Task statement
Reproduce the records below exactly, leaving out any pictures.

═══

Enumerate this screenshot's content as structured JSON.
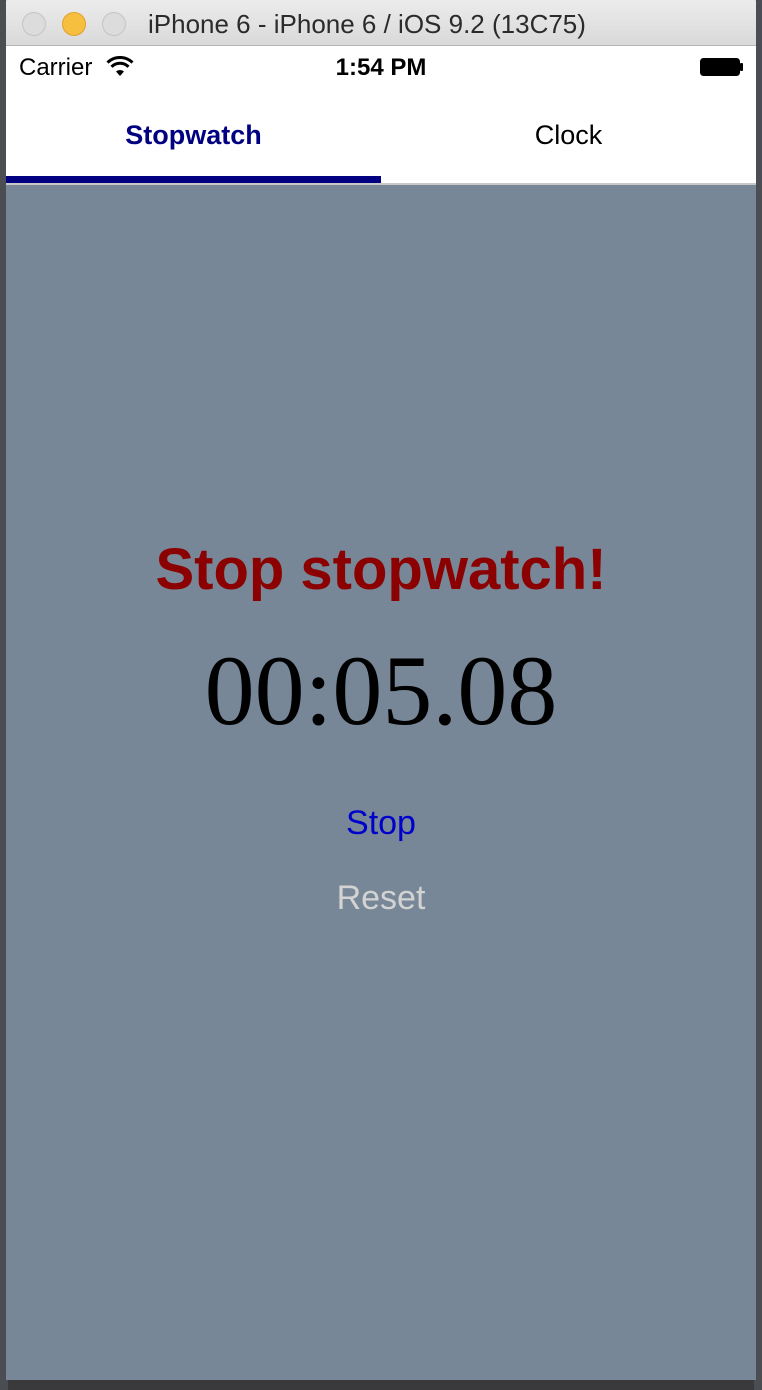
{
  "window": {
    "title": "iPhone 6 - iPhone 6 / iOS 9.2 (13C75)"
  },
  "status_bar": {
    "carrier": "Carrier",
    "time": "1:54 PM",
    "icons": [
      "wifi-icon",
      "battery-icon"
    ]
  },
  "tabs": [
    {
      "label": "Stopwatch",
      "active": true
    },
    {
      "label": "Clock",
      "active": false
    }
  ],
  "stopwatch": {
    "heading": "Stop stopwatch!",
    "elapsed": "00:05.08",
    "stop_label": "Stop",
    "reset_label": "Reset"
  },
  "colors": {
    "accent": "#000080",
    "heading": "#8b0000",
    "background": "#778797",
    "stop_button": "#0000cc",
    "reset_button": "#d3d3d3"
  }
}
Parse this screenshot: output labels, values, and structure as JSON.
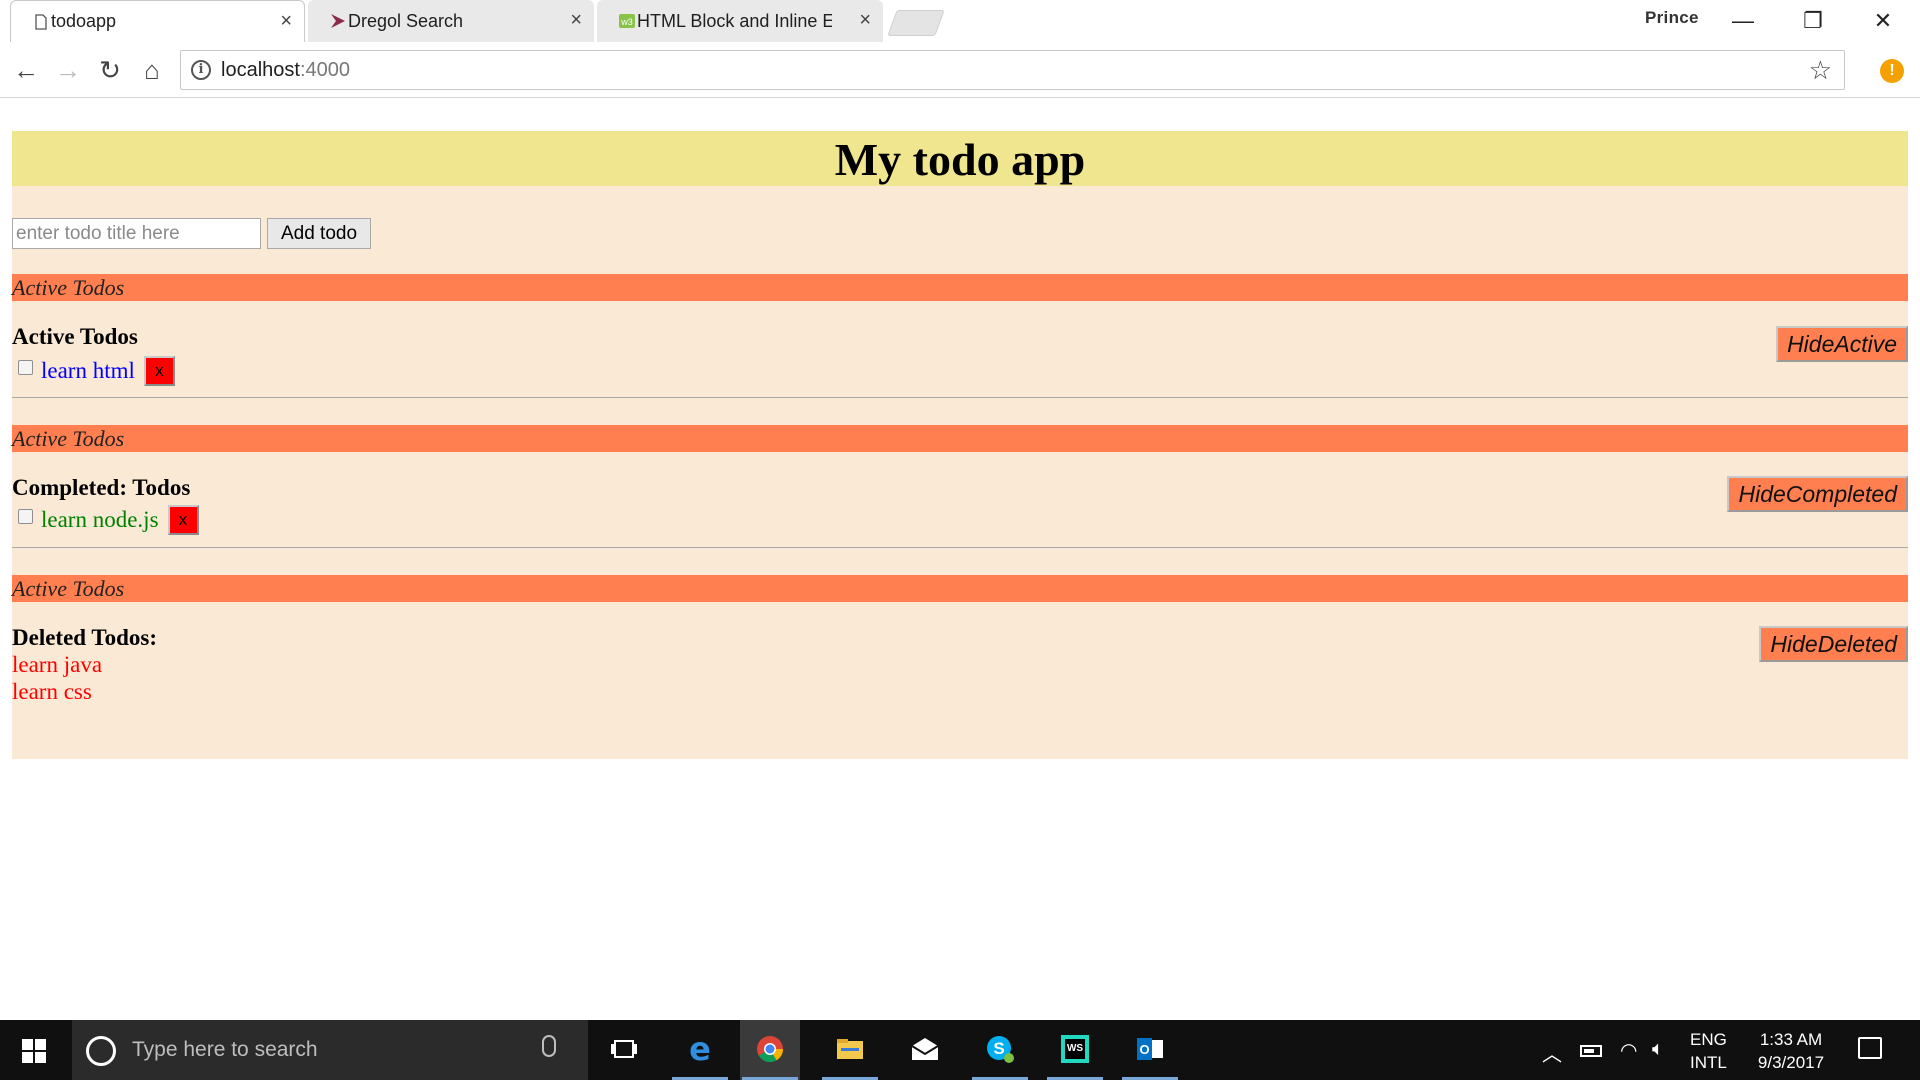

═══

Complete response
Enumerate this screenshot's content as structured JSON.
{
  "window": {
    "title": "iPhone 6 - iPhone 6 / iOS 9.2 (13C75)"
  },
  "status_bar": {
    "carrier": "Carrier",
    "time": "1:54 PM",
    "icons": [
      "wifi-icon",
      "battery-icon"
    ]
  },
  "tabs": [
    {
      "label": "Stopwatch",
      "active": true
    },
    {
      "label": "Clock",
      "active": false
    }
  ],
  "stopwatch": {
    "heading": "Stop stopwatch!",
    "elapsed": "00:05.08",
    "stop_label": "Stop",
    "reset_label": "Reset"
  },
  "colors": {
    "accent": "#000080",
    "heading": "#8b0000",
    "background": "#778797",
    "stop_button": "#0000cc",
    "reset_button": "#d3d3d3"
  }
}
Parse this screenshot: output labels, values, and structure as JSON.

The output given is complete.